■ WHAT THE TASK ASKS
Find the lines containing the word "have" and copy every one of them.

■ Extracted records

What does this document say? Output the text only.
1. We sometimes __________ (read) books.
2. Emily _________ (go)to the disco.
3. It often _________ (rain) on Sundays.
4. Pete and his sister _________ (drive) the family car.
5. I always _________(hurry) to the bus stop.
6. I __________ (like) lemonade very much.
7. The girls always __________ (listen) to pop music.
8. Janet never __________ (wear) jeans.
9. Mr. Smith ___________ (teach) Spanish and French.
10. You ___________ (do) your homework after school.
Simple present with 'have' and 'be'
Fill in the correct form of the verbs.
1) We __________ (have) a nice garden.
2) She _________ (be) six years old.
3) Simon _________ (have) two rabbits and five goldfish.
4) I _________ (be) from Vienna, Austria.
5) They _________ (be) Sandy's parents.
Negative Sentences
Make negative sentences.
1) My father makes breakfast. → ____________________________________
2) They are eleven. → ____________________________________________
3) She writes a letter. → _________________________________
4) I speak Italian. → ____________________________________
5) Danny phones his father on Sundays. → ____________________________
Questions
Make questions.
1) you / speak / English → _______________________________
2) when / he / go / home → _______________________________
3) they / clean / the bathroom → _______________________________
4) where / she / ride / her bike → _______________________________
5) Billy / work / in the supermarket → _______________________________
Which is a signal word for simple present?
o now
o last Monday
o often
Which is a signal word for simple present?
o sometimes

■ EXERCISE OUTPUT
Simple present with 'have' and 'be'
1) We __________ (have) a nice garden.
3) Simon _________ (have) two rabbits and five goldfish.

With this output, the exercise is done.